→ Task brief
Express the material as a numbered list with blank lines omitted, starting with the line that contains "password-label: * 密码 (759, 459, 798, 475)" and continuing through the line that contains "form-row-db-type: * 数据库类型". List only those lines.
[Begin]
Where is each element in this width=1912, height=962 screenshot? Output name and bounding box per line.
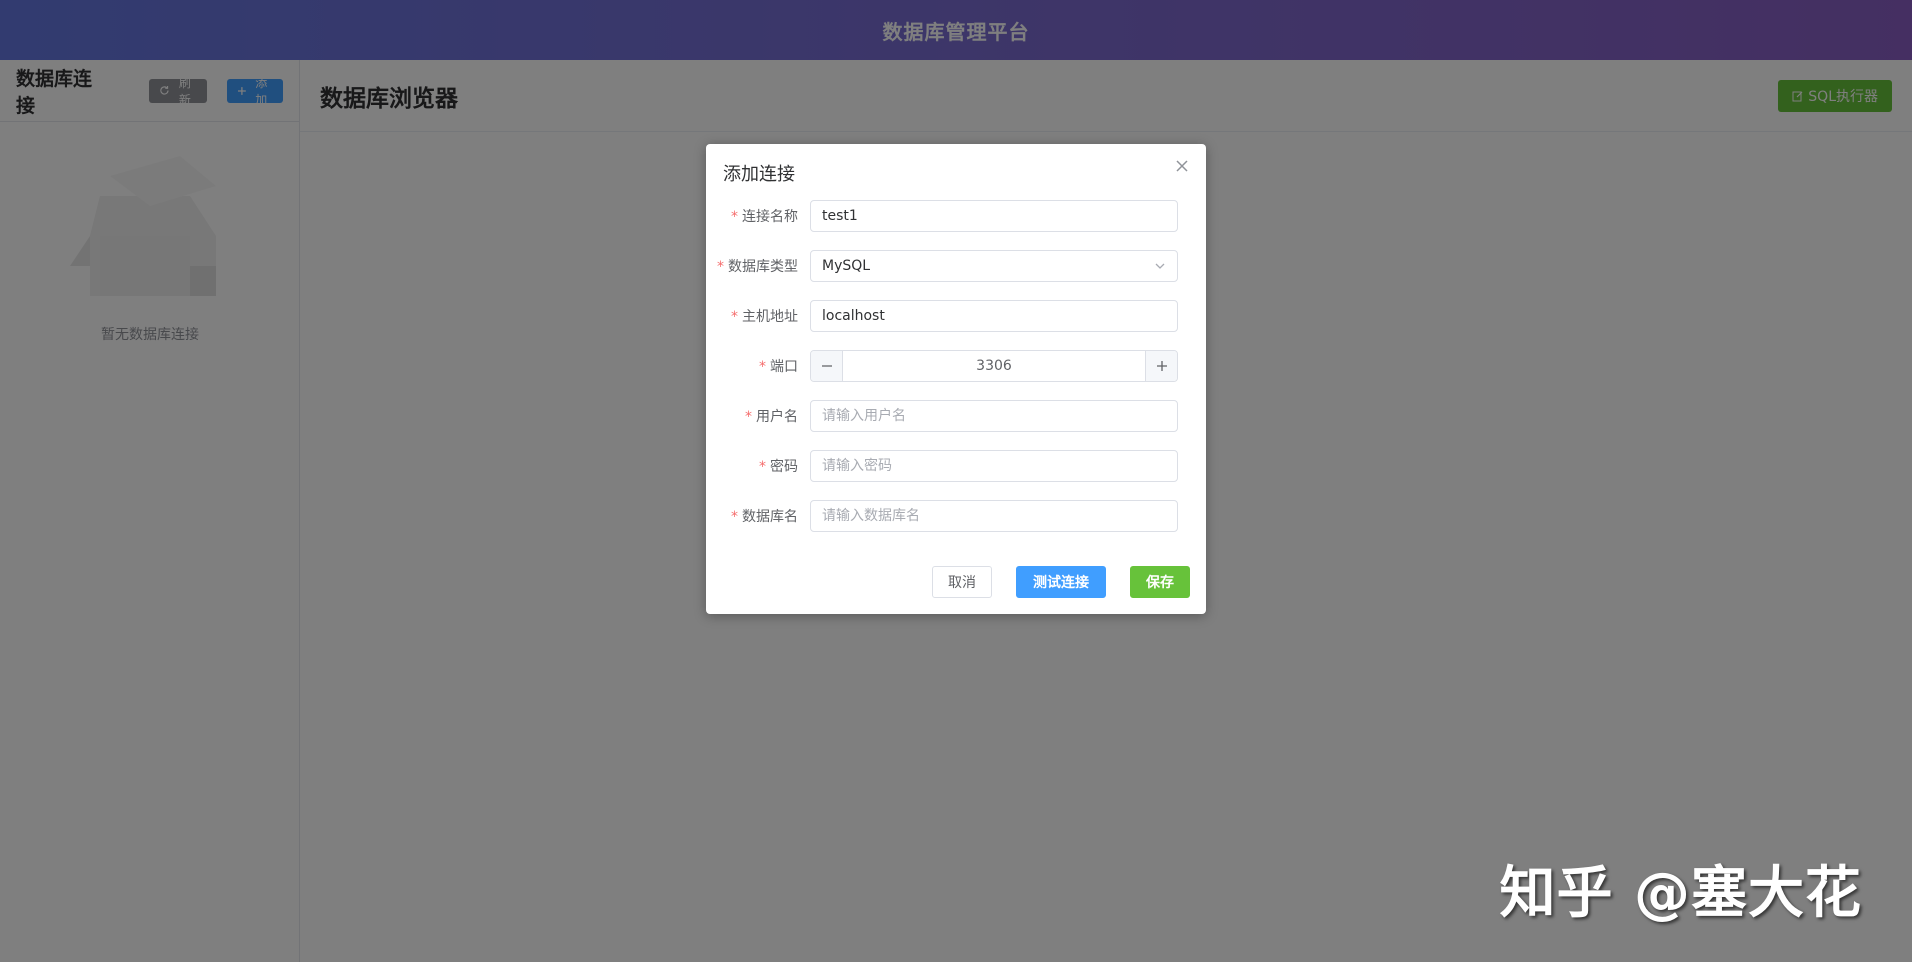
password-label: * 密码 (759, 459, 798, 475)
host-input[interactable] (810, 300, 1178, 332)
port-stepper: 3306 (810, 350, 1178, 382)
cancel-button[interactable]: 取消 (932, 566, 992, 598)
form-row-db-type: * 数据库类型 MySQL (706, 250, 1206, 282)
form-row-database: * 数据库名 (706, 500, 1206, 532)
form-row-host: * 主机地址 (706, 300, 1206, 332)
minus-icon (821, 365, 832, 367)
username-label: * 用户名 (745, 409, 798, 425)
password-input[interactable] (810, 450, 1178, 482)
database-label: * 数据库名 (731, 509, 798, 525)
name-label: * 连接名称 (731, 209, 798, 225)
dialog-footer: 取消 测试连接 保存 (932, 566, 1190, 598)
port-label: * 端口 (759, 359, 798, 375)
database-input[interactable] (810, 500, 1178, 532)
connection-name-input[interactable] (810, 200, 1178, 232)
form-row-port: * 端口 3306 (706, 350, 1206, 382)
add-connection-dialog: 添加连接 *连接名称 *数据库类型 MySQL *主机地址 *端口 3306 (706, 144, 1206, 614)
form-row-username: * 用户名 (706, 400, 1206, 432)
username-input[interactable] (810, 400, 1178, 432)
plus-icon (1156, 361, 1167, 371)
host-label: * 主机地址 (731, 309, 798, 325)
form-row-name: * 连接名称 (706, 200, 1206, 232)
chevron-down-icon (1155, 263, 1165, 269)
save-button[interactable]: 保存 (1130, 566, 1190, 598)
watermark: 知乎 @塞大花 (1499, 861, 1862, 926)
dialog-title: 添加连接 (723, 164, 795, 185)
db-type-selected-value: MySQL (822, 258, 871, 274)
port-value[interactable]: 3306 (843, 351, 1145, 381)
db-type-select[interactable]: MySQL (810, 250, 1178, 282)
port-decrease-button[interactable] (811, 351, 843, 381)
db-type-label: * 数据库类型 (717, 259, 798, 275)
test-connection-button[interactable]: 测试连接 (1016, 566, 1106, 598)
form-row-password: * 密码 (706, 450, 1206, 482)
close-icon[interactable] (1172, 156, 1192, 176)
port-increase-button[interactable] (1145, 351, 1177, 381)
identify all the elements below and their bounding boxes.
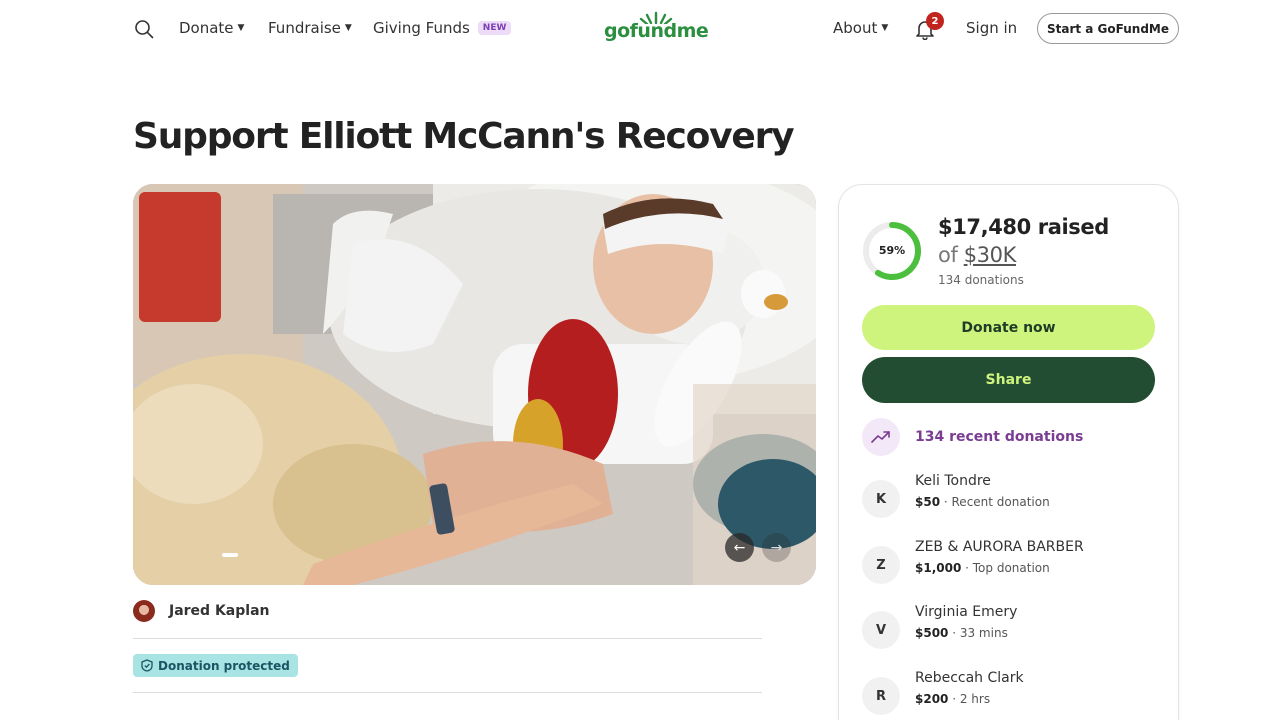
divider (133, 638, 762, 639)
site-header: Donate ▼ Fundraise ▼ Giving Funds NEW go… (0, 0, 1280, 58)
notification-count-badge: 2 (926, 12, 944, 30)
donor-name: Keli Tondre (915, 473, 991, 489)
donor-note: · Top donation (961, 561, 1050, 575)
nav-giving-funds[interactable]: Giving Funds NEW (373, 19, 512, 37)
donor-avatar: Z (862, 546, 900, 584)
donor-amount: $50 (915, 495, 941, 509)
donation-protected-badge[interactable]: Donation protected (133, 654, 298, 677)
signin-link[interactable]: Sign in (966, 19, 1017, 37)
donor-amount: $200 (915, 692, 949, 706)
nav-fundraise-label: Fundraise (268, 19, 341, 37)
goal-value: $30K (963, 243, 1017, 267)
donation-protected-label: Donation protected (158, 658, 290, 673)
donor-name: Rebeccah Clark (915, 670, 1024, 686)
shield-icon (141, 659, 153, 672)
search-icon[interactable] (134, 19, 154, 39)
donor-item: R Rebeccah Clark $200 · 2 hrs (862, 670, 1162, 717)
donor-amount: $1,000 (915, 561, 962, 575)
donor-item: Z ZEB & AURORA BARBER $1,000 · Top donat… (862, 539, 1162, 586)
donor-item: V Virginia Emery $500 · 33 mins (862, 604, 1162, 651)
organizer-avatar (133, 600, 155, 622)
organizer-name: Jared Kaplan (169, 603, 270, 619)
campaign-photo[interactable] (133, 184, 816, 585)
recent-donations-link[interactable]: 134 recent donations (915, 429, 1083, 445)
donor-meta: $500 · 33 mins (915, 626, 1008, 640)
carousel-prev-button[interactable]: ← (725, 533, 754, 562)
new-badge: NEW (477, 21, 512, 35)
donor-item: K Keli Tondre $50 · Recent donation (862, 473, 1162, 520)
start-gofundme-button[interactable]: Start a GoFundMe (1037, 13, 1179, 44)
donor-meta: $1,000 · Top donation (915, 561, 1050, 575)
donor-amount: $500 (915, 626, 949, 640)
donations-count: 134 donations (938, 273, 1024, 287)
caret-down-icon: ▼ (237, 23, 245, 33)
donor-name: Virginia Emery (915, 604, 1018, 620)
caret-down-icon: ▼ (881, 23, 889, 33)
share-button[interactable]: Share (862, 357, 1155, 403)
nav-fundraise[interactable]: Fundraise ▼ (268, 19, 352, 37)
amount-raised: $17,480 raised (938, 215, 1109, 239)
organizer-row[interactable]: Jared Kaplan (133, 600, 269, 622)
nav-giving-funds-label: Giving Funds (373, 19, 470, 37)
donor-avatar: R (862, 677, 900, 715)
goal-prefix: of (938, 243, 964, 267)
nav-about[interactable]: About ▼ (833, 19, 888, 37)
donor-name: ZEB & AURORA BARBER (915, 539, 1084, 555)
logo-text: gofundme (604, 20, 709, 42)
donor-meta: $50 · Recent donation (915, 495, 1050, 509)
donor-meta: $200 · 2 hrs (915, 692, 990, 706)
donate-now-button[interactable]: Donate now (862, 305, 1155, 350)
donor-note: · 33 mins (948, 626, 1008, 640)
gofundme-logo[interactable]: gofundme (604, 10, 709, 46)
caret-down-icon: ▼ (344, 23, 352, 33)
donor-note: · Recent donation (940, 495, 1050, 509)
carousel-indicator[interactable] (222, 553, 238, 557)
nav-about-label: About (833, 19, 878, 37)
trending-icon (862, 418, 900, 456)
arrow-left-icon: ← (733, 539, 746, 556)
campaign-title: Support Elliott McCann's Recovery (133, 116, 795, 157)
nav-donate-label: Donate (179, 19, 234, 37)
donor-avatar: K (862, 480, 900, 518)
progress-percent: 59% (878, 244, 906, 257)
divider (133, 692, 762, 693)
carousel-next-button[interactable]: → (762, 533, 791, 562)
campaign-photo-illustration (133, 184, 816, 585)
arrow-right-icon: → (770, 539, 783, 556)
nav-donate[interactable]: Donate ▼ (179, 19, 244, 37)
donor-note: · 2 hrs (948, 692, 991, 706)
donor-avatar: V (862, 611, 900, 649)
goal-amount: of $30K (938, 243, 1016, 267)
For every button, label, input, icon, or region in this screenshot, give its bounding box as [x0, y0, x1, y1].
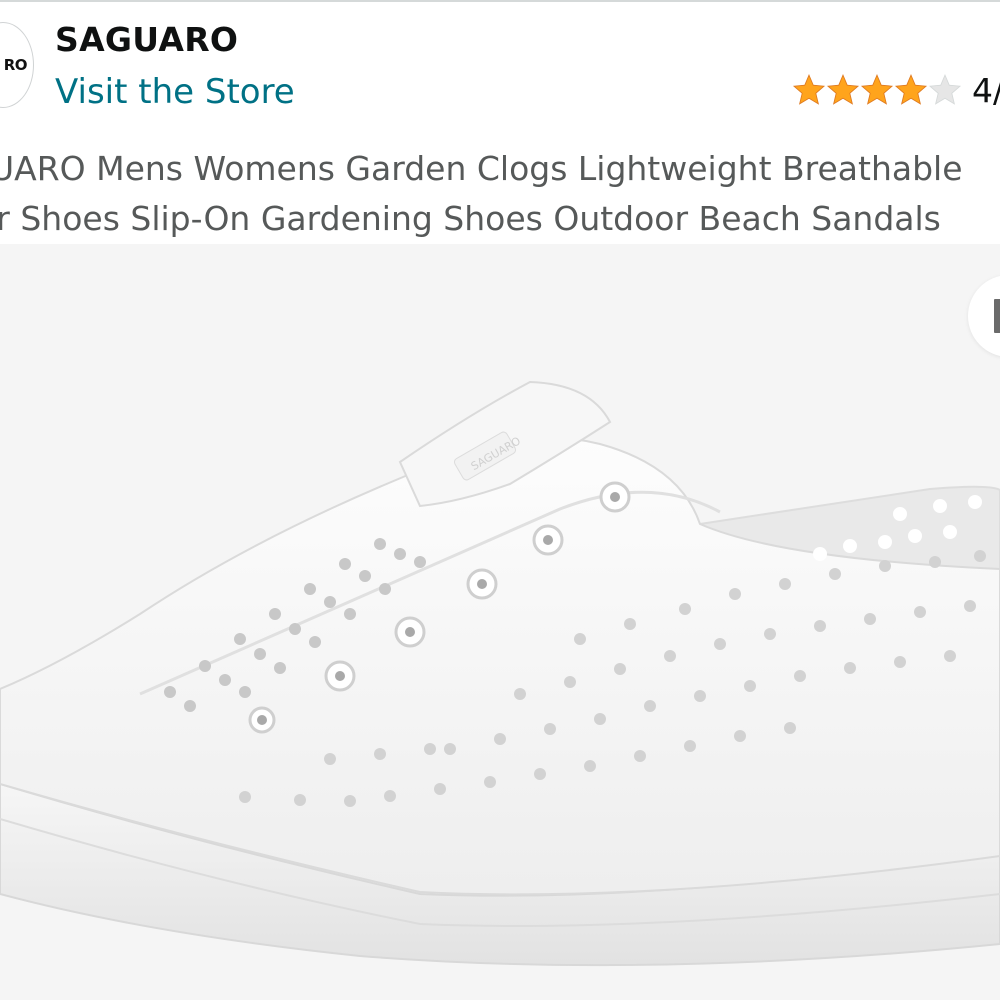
- brand-logo-text: RO: [3, 56, 28, 74]
- visit-store-link[interactable]: Visit the Store: [55, 72, 295, 112]
- product-page: RO SAGUARO Visit the Store 4/ UARO Mens …: [0, 0, 1000, 1000]
- top-divider: [0, 0, 1000, 2]
- star-icon: [894, 74, 928, 105]
- star-icon: [860, 74, 894, 105]
- star-icon: [826, 74, 860, 105]
- share-icon: [994, 299, 1000, 333]
- product-image-shoe[interactable]: SAGUARO: [0, 244, 1000, 1000]
- product-title-line2: er Shoes Slip-On Gardening Shoes Outdoor…: [0, 199, 941, 238]
- rating-value: 4/: [972, 70, 1000, 110]
- star-icon: [792, 74, 826, 105]
- rating-stars: [792, 73, 962, 107]
- product-title-line1: UARO Mens Womens Garden Clogs Lightweigh…: [0, 149, 963, 188]
- brand-logo[interactable]: RO: [0, 22, 34, 108]
- rating[interactable]: 4/: [792, 70, 1000, 110]
- brand-name: SAGUARO: [55, 20, 239, 59]
- product-title: UARO Mens Womens Garden Clogs Lightweigh…: [0, 144, 1000, 244]
- star-empty-icon: [928, 74, 962, 105]
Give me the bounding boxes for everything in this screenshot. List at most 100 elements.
[End]
→ Task response
1. password-label: * 密码 (759, 459, 798, 475)
2. host-input[interactable] (810, 300, 1178, 332)
3. port-stepper: 3306 (810, 350, 1178, 382)
4. cancel-button[interactable]: 取消 (932, 566, 992, 598)
5. form-row-db-type: * 数据库类型 MySQL (706, 250, 1206, 282)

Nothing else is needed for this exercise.